[Items listed in a dataset]
-=-=-=-=-

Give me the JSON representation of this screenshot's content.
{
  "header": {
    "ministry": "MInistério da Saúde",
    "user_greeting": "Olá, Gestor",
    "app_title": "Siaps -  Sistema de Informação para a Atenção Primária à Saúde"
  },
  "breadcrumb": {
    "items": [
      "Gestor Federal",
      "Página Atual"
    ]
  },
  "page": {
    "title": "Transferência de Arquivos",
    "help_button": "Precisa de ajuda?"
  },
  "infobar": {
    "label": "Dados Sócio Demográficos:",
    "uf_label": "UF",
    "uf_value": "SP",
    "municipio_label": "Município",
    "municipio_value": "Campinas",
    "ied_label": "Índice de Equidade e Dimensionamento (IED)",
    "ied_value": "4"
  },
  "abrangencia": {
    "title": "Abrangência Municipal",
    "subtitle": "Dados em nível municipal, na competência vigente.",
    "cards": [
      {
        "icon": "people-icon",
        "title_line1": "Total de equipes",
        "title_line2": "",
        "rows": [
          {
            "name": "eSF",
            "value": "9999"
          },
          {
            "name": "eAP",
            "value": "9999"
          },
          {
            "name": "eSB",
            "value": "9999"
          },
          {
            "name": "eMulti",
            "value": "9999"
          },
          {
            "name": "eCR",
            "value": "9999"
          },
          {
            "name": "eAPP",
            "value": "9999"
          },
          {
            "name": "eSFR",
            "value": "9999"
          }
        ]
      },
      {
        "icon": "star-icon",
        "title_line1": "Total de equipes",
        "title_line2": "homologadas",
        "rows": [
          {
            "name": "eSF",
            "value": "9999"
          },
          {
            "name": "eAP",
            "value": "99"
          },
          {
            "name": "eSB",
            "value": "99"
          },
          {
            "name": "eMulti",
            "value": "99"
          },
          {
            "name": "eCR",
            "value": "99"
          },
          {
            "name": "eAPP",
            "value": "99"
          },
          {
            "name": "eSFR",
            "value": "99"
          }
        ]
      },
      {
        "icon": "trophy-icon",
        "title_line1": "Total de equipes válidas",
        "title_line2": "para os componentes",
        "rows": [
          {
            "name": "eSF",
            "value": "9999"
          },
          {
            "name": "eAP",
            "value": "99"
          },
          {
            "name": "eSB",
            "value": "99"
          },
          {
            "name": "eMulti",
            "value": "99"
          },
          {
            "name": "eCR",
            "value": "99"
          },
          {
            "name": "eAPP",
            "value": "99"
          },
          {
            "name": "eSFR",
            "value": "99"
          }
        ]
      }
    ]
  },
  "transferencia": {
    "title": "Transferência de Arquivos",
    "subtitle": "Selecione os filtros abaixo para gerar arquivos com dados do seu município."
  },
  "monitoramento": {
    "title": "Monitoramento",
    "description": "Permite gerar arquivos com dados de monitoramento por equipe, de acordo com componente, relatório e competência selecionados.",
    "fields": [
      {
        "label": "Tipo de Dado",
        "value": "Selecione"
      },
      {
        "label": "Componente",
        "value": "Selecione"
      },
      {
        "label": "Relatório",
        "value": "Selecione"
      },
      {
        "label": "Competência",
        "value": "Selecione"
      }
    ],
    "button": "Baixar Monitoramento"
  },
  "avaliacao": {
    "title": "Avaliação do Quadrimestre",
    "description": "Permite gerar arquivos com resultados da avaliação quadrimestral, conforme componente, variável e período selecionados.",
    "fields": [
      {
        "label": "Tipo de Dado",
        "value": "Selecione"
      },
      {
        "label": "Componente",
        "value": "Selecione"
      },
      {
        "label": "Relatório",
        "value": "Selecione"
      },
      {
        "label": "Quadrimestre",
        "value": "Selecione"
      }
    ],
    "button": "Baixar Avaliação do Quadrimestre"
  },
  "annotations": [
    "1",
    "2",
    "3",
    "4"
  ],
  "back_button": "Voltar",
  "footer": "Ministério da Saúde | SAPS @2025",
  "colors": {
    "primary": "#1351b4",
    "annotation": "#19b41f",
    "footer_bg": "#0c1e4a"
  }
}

-=-=-=-=-

### [Aim]
Of the lines in the records, determine how many contain the word "Baixar", and report that number alone.

### [Solved problem]
2